What you need to do: Your task is to repeat the entries exactly. Leave the pictures out.

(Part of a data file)
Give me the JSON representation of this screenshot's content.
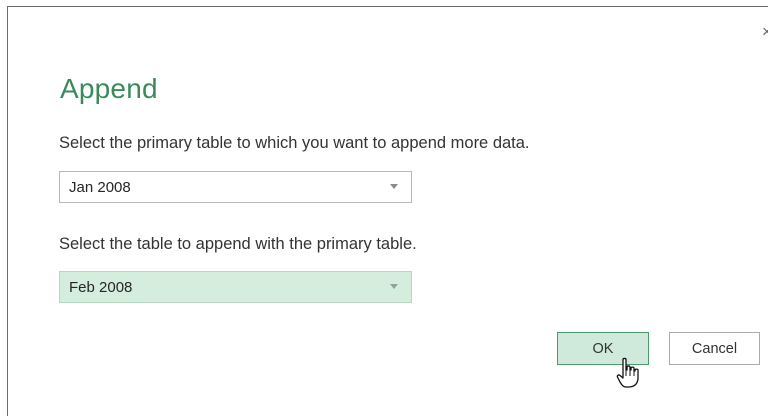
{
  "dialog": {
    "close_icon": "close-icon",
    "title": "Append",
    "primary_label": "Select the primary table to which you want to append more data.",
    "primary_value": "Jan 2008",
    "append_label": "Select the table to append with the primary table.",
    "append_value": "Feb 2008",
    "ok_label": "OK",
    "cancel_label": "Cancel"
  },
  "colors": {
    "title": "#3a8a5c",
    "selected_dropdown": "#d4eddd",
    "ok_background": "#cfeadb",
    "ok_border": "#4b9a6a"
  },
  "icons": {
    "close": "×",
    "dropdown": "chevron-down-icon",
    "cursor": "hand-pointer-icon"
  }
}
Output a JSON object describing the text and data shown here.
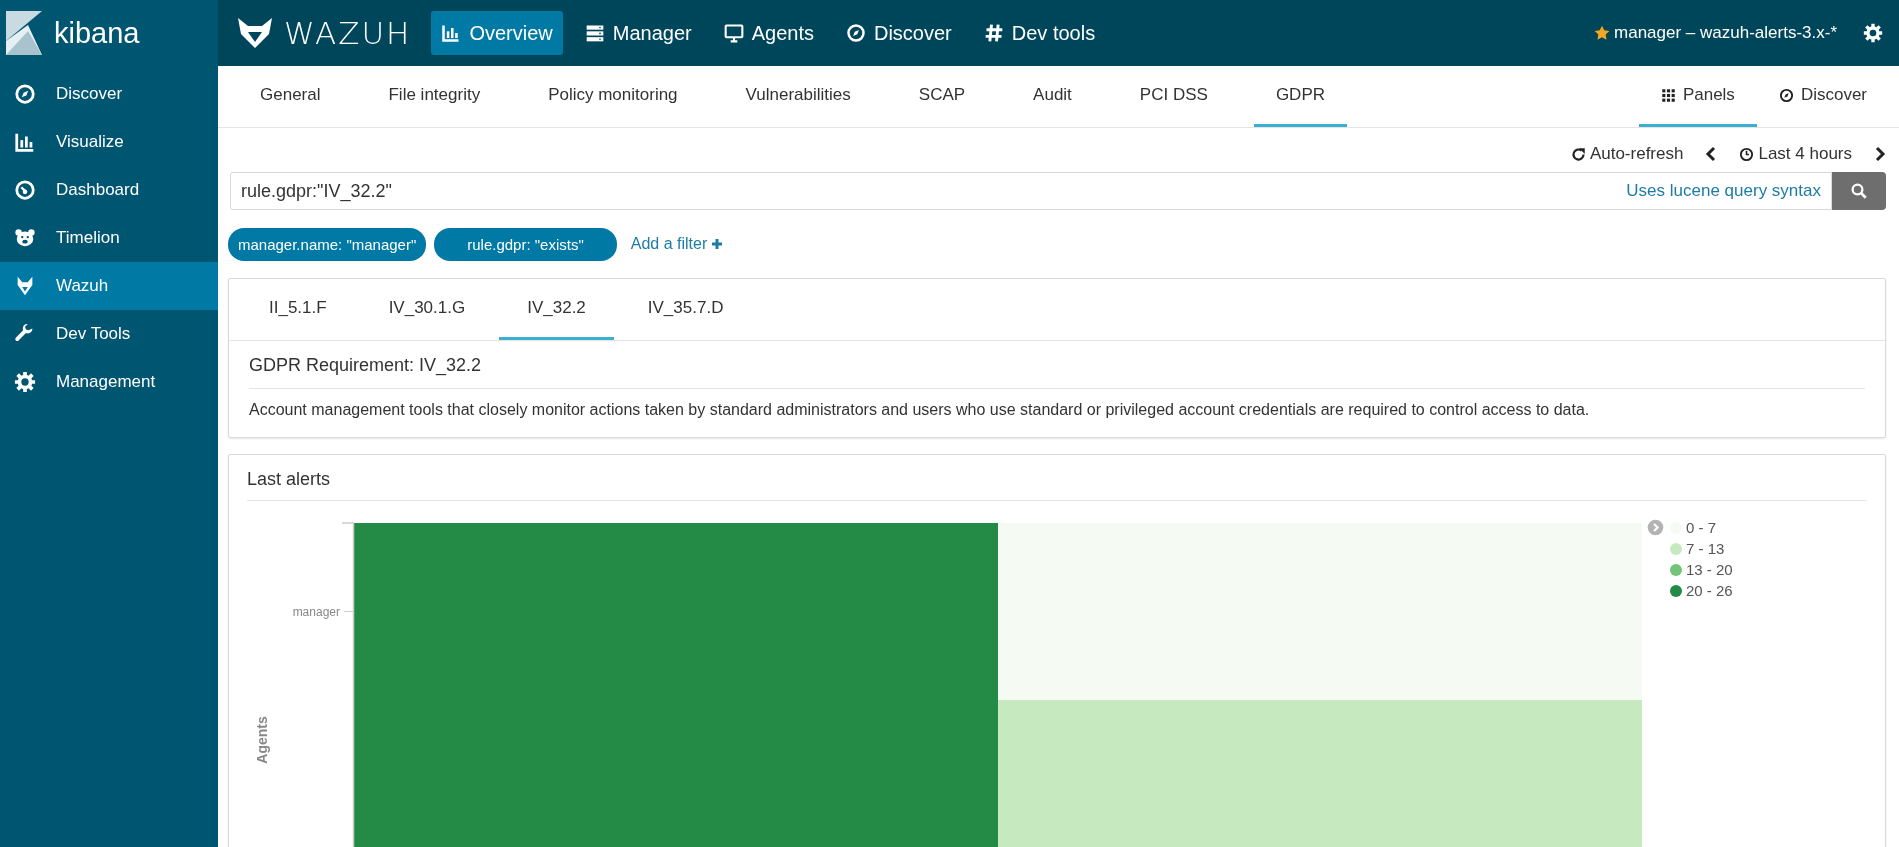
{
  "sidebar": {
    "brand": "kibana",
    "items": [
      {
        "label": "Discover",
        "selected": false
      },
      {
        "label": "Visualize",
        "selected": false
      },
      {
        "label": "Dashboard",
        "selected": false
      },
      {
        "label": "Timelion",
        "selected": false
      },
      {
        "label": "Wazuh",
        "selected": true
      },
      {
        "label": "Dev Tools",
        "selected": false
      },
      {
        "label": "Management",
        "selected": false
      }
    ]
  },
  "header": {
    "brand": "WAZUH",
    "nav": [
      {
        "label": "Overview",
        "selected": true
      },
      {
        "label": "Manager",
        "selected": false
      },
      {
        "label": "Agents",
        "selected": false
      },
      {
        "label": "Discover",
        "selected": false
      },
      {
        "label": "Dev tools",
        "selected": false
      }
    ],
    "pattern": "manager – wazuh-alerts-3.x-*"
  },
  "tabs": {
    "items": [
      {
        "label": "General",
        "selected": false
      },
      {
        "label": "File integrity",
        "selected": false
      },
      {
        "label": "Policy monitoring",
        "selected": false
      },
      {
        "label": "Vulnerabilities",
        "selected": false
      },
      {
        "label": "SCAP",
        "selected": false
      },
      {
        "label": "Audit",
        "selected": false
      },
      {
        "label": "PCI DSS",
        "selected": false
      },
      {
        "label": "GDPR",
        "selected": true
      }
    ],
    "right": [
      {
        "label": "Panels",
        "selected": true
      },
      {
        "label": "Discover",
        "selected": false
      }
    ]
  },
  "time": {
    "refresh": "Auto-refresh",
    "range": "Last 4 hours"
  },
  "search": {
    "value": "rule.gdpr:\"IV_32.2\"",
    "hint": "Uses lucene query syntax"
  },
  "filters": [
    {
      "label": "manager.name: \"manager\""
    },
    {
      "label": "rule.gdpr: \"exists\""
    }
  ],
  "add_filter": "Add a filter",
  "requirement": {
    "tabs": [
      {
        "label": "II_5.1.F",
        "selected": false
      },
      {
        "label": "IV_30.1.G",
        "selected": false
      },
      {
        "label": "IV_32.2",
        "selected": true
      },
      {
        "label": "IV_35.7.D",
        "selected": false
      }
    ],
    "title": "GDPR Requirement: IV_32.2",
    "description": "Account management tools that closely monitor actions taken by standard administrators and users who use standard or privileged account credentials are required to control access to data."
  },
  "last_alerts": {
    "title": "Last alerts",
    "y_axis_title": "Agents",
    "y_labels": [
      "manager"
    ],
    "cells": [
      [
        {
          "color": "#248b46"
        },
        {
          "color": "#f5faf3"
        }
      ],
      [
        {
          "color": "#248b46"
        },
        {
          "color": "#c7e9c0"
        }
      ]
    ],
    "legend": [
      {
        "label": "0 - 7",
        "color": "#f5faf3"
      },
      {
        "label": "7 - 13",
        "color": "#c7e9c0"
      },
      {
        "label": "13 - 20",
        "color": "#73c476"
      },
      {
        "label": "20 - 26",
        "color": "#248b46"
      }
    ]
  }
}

Exercise answer:
Give me the JSON representation of this screenshot's content.
{
  "dialog": {
    "close_icon": "close-icon",
    "title": "Append",
    "primary_label": "Select the primary table to which you want to append more data.",
    "primary_value": "Jan 2008",
    "append_label": "Select the table to append with the primary table.",
    "append_value": "Feb 2008",
    "ok_label": "OK",
    "cancel_label": "Cancel"
  },
  "colors": {
    "title": "#3a8a5c",
    "selected_dropdown": "#d4eddd",
    "ok_background": "#cfeadb",
    "ok_border": "#4b9a6a"
  },
  "icons": {
    "close": "×",
    "dropdown": "chevron-down-icon",
    "cursor": "hand-pointer-icon"
  }
}
Output a JSON object describing the text and data shown here.
{
  "sidebar": {
    "brand": "kibana",
    "items": [
      {
        "label": "Discover",
        "selected": false
      },
      {
        "label": "Visualize",
        "selected": false
      },
      {
        "label": "Dashboard",
        "selected": false
      },
      {
        "label": "Timelion",
        "selected": false
      },
      {
        "label": "Wazuh",
        "selected": true
      },
      {
        "label": "Dev Tools",
        "selected": false
      },
      {
        "label": "Management",
        "selected": false
      }
    ]
  },
  "header": {
    "brand": "WAZUH",
    "nav": [
      {
        "label": "Overview",
        "selected": true
      },
      {
        "label": "Manager",
        "selected": false
      },
      {
        "label": "Agents",
        "selected": false
      },
      {
        "label": "Discover",
        "selected": false
      },
      {
        "label": "Dev tools",
        "selected": false
      }
    ],
    "pattern": "manager – wazuh-alerts-3.x-*"
  },
  "tabs": {
    "items": [
      {
        "label": "General",
        "selected": false
      },
      {
        "label": "File integrity",
        "selected": false
      },
      {
        "label": "Policy monitoring",
        "selected": false
      },
      {
        "label": "Vulnerabilities",
        "selected": false
      },
      {
        "label": "SCAP",
        "selected": false
      },
      {
        "label": "Audit",
        "selected": false
      },
      {
        "label": "PCI DSS",
        "selected": false
      },
      {
        "label": "GDPR",
        "selected": true
      }
    ],
    "right": [
      {
        "label": "Panels",
        "selected": true
      },
      {
        "label": "Discover",
        "selected": false
      }
    ]
  },
  "time": {
    "refresh": "Auto-refresh",
    "range": "Last 4 hours"
  },
  "search": {
    "value": "rule.gdpr:\"IV_32.2\"",
    "hint": "Uses lucene query syntax"
  },
  "filters": [
    {
      "label": "manager.name: \"manager\""
    },
    {
      "label": "rule.gdpr: \"exists\""
    }
  ],
  "add_filter": "Add a filter",
  "requirement": {
    "tabs": [
      {
        "label": "II_5.1.F",
        "selected": false
      },
      {
        "label": "IV_30.1.G",
        "selected": false
      },
      {
        "label": "IV_32.2",
        "selected": true
      },
      {
        "label": "IV_35.7.D",
        "selected": false
      }
    ],
    "title": "GDPR Requirement: IV_32.2",
    "description": "Account management tools that closely monitor actions taken by standard administrators and users who use standard or privileged account credentials are required to control access to data."
  },
  "last_alerts": {
    "title": "Last alerts",
    "y_axis_title": "Agents",
    "y_labels": [
      "manager"
    ],
    "cells": [
      [
        {
          "color": "#248b46"
        },
        {
          "color": "#f5faf3"
        }
      ],
      [
        {
          "color": "#248b46"
        },
        {
          "color": "#c7e9c0"
        }
      ]
    ],
    "legend": [
      {
        "label": "0 - 7",
        "color": "#f5faf3"
      },
      {
        "label": "7 - 13",
        "color": "#c7e9c0"
      },
      {
        "label": "13 - 20",
        "color": "#73c476"
      },
      {
        "label": "20 - 26",
        "color": "#248b46"
      }
    ]
  }
}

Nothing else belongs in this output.